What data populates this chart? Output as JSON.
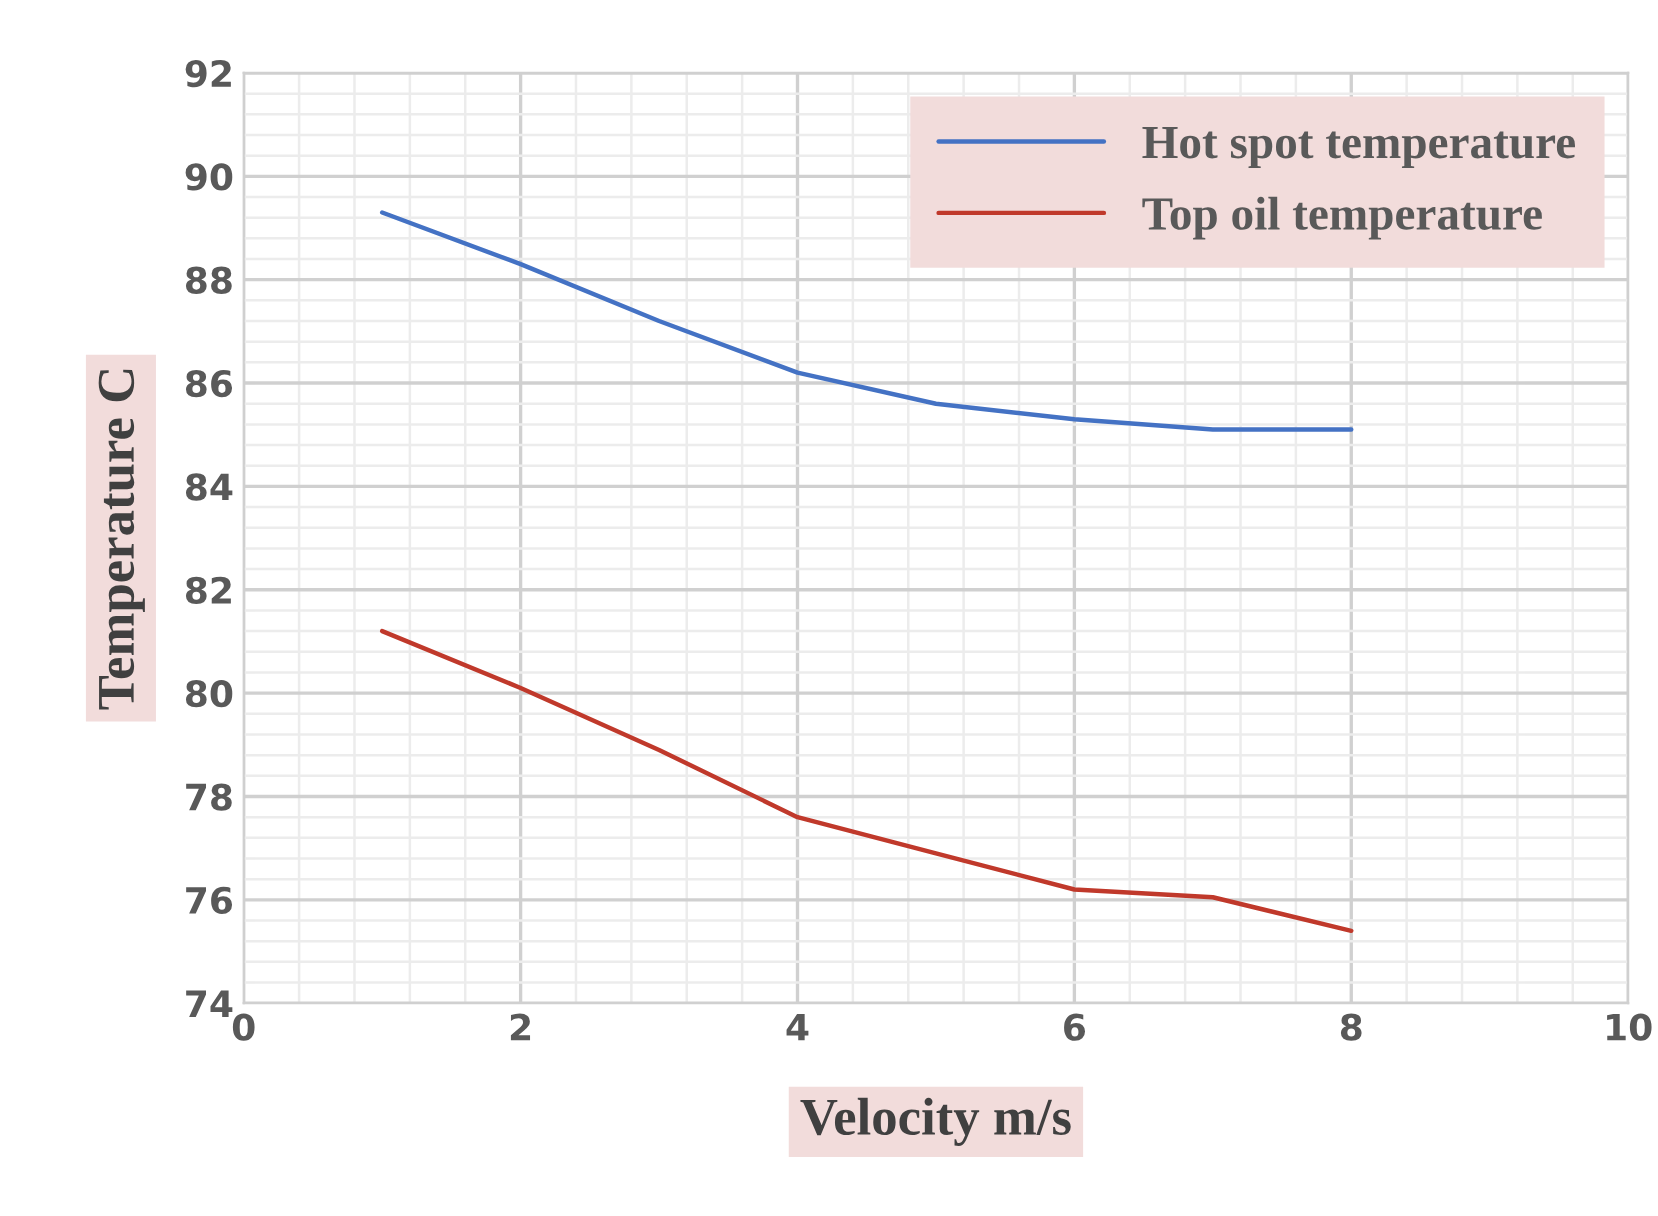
{
  "chart_data": {
    "type": "line",
    "xlabel": "Velocity m/s",
    "ylabel": "Temperature C",
    "x": [
      1,
      2,
      3,
      4,
      5,
      6,
      7,
      8
    ],
    "series": [
      {
        "name": "Hot spot temperature",
        "color": "#4472c4",
        "values": [
          89.3,
          88.3,
          87.2,
          86.2,
          85.6,
          85.3,
          85.1,
          85.1
        ]
      },
      {
        "name": "Top oil temperature",
        "color": "#c0392b",
        "values": [
          81.2,
          80.1,
          78.9,
          77.6,
          76.9,
          76.2,
          76.05,
          75.4
        ]
      }
    ],
    "xlim": [
      0,
      10
    ],
    "xticks": [
      0,
      2,
      4,
      6,
      8,
      10
    ],
    "ylim": [
      74,
      92
    ],
    "yticks": [
      74,
      76,
      78,
      80,
      82,
      84,
      86,
      88,
      90,
      92
    ],
    "grid": true,
    "legend": "top right",
    "marker": "none",
    "line_style": "solid"
  }
}
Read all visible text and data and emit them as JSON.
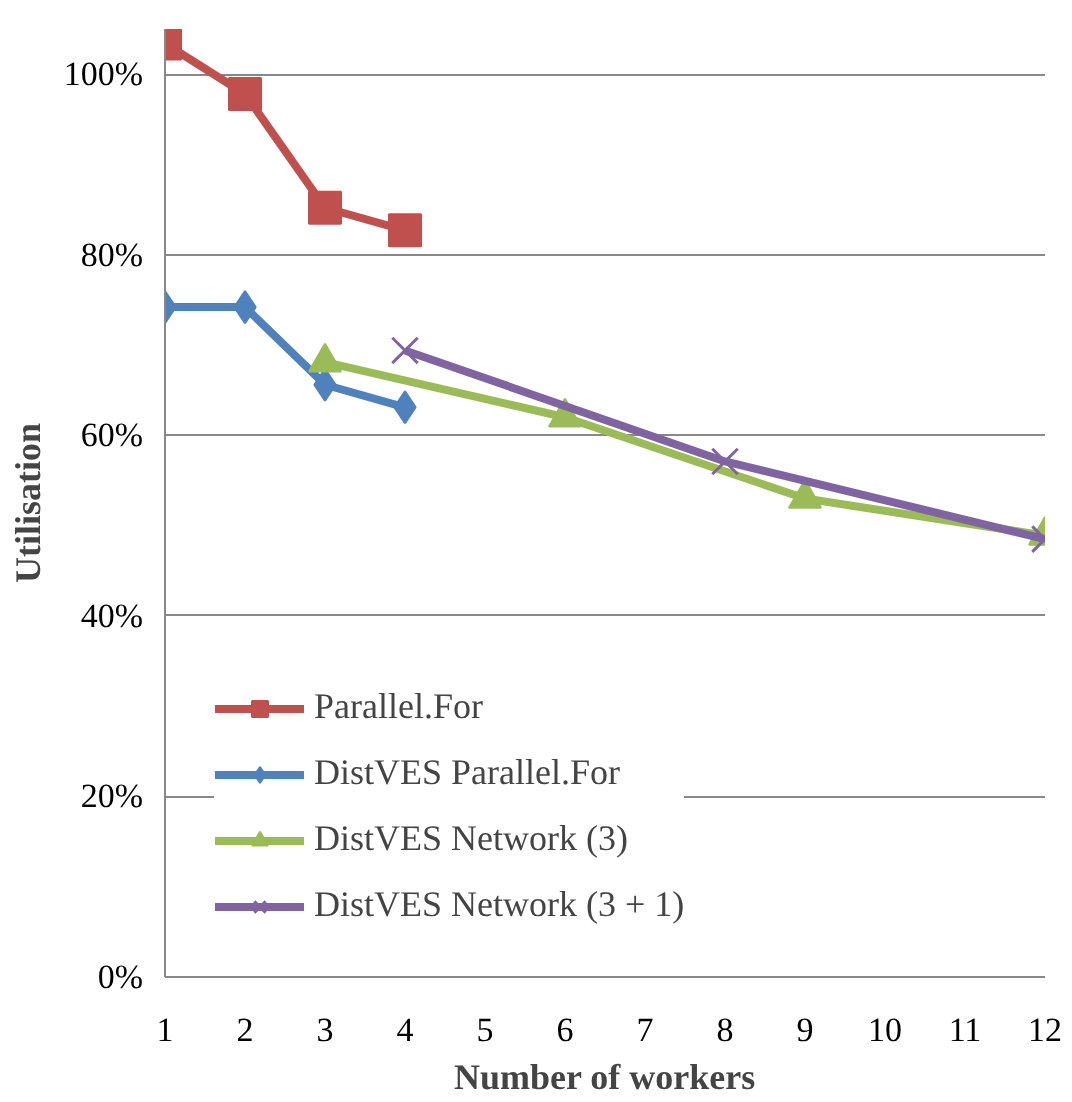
{
  "chart_data": {
    "type": "line",
    "xlabel": "Number of workers",
    "ylabel": "Utilisation",
    "xlim": [
      1,
      12
    ],
    "xticks": [
      1,
      2,
      3,
      4,
      5,
      6,
      7,
      8,
      9,
      10,
      11,
      12
    ],
    "ylim": [
      0,
      105
    ],
    "yticks": [
      {
        "value": 0,
        "label": "0%"
      },
      {
        "value": 20,
        "label": "20%"
      },
      {
        "value": 40,
        "label": "40%"
      },
      {
        "value": 60,
        "label": "60%"
      },
      {
        "value": 80,
        "label": "80%"
      },
      {
        "value": 100,
        "label": "100%"
      }
    ],
    "grid": "y",
    "legend": "bottom",
    "series": [
      {
        "name": "Parallel.For",
        "color": "#c0504d",
        "marker": "square",
        "x": [
          1,
          2,
          3,
          4
        ],
        "values": [
          103.4,
          97.8,
          85.2,
          82.7
        ]
      },
      {
        "name": "DistVES Parallel.For",
        "color": "#4f81bd",
        "marker": "diamond",
        "x": [
          1,
          2,
          3,
          4
        ],
        "values": [
          74.2,
          74.2,
          65.6,
          63.1
        ]
      },
      {
        "name": "DistVES Network (3)",
        "color": "#9bbb59",
        "marker": "triangle",
        "x": [
          3,
          6,
          9,
          12
        ],
        "values": [
          68.1,
          62.0,
          53.0,
          48.9
        ]
      },
      {
        "name": "DistVES Network (3 + 1)",
        "color": "#8064a2",
        "marker": "cross",
        "x": [
          4,
          8,
          12
        ],
        "values": [
          69.4,
          57.1,
          48.5
        ]
      }
    ]
  }
}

● Task to complete: Which lines hold the word "JSON"? Show each one.

● The output:
What data populates this chart? Output as JSON.
Read all visible text and data and emit them as JSON.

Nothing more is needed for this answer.